• _Prompt_
Would you pull out every line of the material that contains the string "AROUND"?

• _Records supplied_
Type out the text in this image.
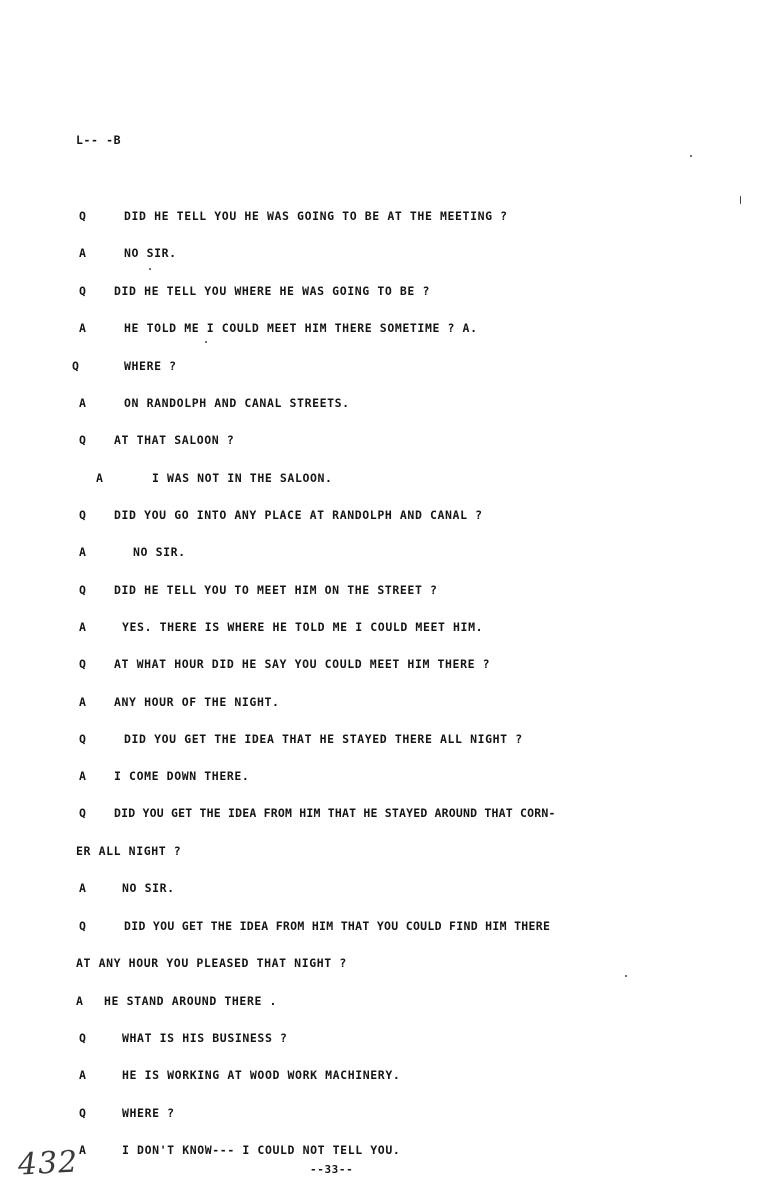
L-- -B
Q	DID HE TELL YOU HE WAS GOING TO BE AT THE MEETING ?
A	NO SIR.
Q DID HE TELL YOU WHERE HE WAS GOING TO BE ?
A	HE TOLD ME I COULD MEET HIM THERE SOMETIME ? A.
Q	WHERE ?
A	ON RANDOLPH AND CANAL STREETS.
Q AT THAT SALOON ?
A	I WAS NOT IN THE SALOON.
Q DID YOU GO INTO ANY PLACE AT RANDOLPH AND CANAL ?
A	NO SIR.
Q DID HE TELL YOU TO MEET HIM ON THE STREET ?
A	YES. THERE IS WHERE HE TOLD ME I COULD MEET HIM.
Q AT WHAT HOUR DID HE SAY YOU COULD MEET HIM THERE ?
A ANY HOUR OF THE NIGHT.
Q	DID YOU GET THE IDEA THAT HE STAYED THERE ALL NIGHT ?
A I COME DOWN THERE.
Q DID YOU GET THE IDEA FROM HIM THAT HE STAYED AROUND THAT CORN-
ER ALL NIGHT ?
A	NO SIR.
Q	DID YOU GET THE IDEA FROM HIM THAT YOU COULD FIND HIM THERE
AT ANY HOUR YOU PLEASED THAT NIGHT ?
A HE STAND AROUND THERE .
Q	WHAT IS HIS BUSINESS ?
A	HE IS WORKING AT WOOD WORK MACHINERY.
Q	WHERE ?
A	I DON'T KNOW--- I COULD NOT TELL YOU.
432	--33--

==

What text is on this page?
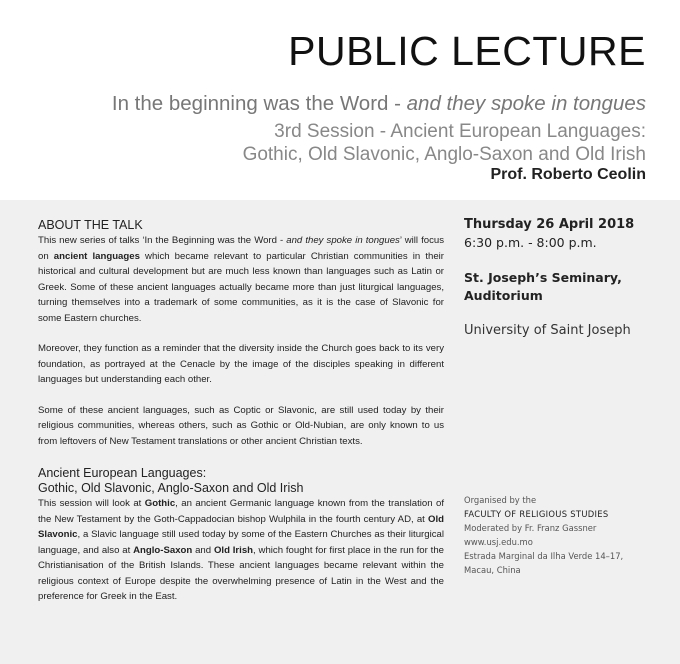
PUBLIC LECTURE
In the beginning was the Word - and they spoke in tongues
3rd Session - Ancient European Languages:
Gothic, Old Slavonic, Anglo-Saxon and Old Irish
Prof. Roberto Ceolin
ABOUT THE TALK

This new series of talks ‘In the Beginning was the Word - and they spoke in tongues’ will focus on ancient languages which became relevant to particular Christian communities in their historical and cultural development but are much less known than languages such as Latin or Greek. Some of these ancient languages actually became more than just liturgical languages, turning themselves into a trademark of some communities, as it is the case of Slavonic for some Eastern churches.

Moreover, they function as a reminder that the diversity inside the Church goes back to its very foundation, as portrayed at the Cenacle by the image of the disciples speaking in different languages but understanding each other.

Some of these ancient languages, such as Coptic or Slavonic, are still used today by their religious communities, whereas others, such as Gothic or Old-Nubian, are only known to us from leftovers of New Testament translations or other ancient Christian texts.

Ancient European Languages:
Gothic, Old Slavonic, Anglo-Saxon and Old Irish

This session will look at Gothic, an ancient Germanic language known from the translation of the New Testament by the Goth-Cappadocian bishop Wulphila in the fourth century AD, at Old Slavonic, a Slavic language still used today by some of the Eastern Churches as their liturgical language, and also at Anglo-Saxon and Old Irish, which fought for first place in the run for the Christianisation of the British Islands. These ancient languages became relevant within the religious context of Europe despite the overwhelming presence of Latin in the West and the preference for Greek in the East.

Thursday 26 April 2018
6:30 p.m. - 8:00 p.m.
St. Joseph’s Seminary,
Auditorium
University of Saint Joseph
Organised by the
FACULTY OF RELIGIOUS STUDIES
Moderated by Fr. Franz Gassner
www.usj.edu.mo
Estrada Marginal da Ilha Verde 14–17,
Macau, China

• _Result of the task_
Q DID YOU GET THE IDEA FROM HIM THAT HE STAYED AROUND THAT CORN-
A HE STAND AROUND THERE .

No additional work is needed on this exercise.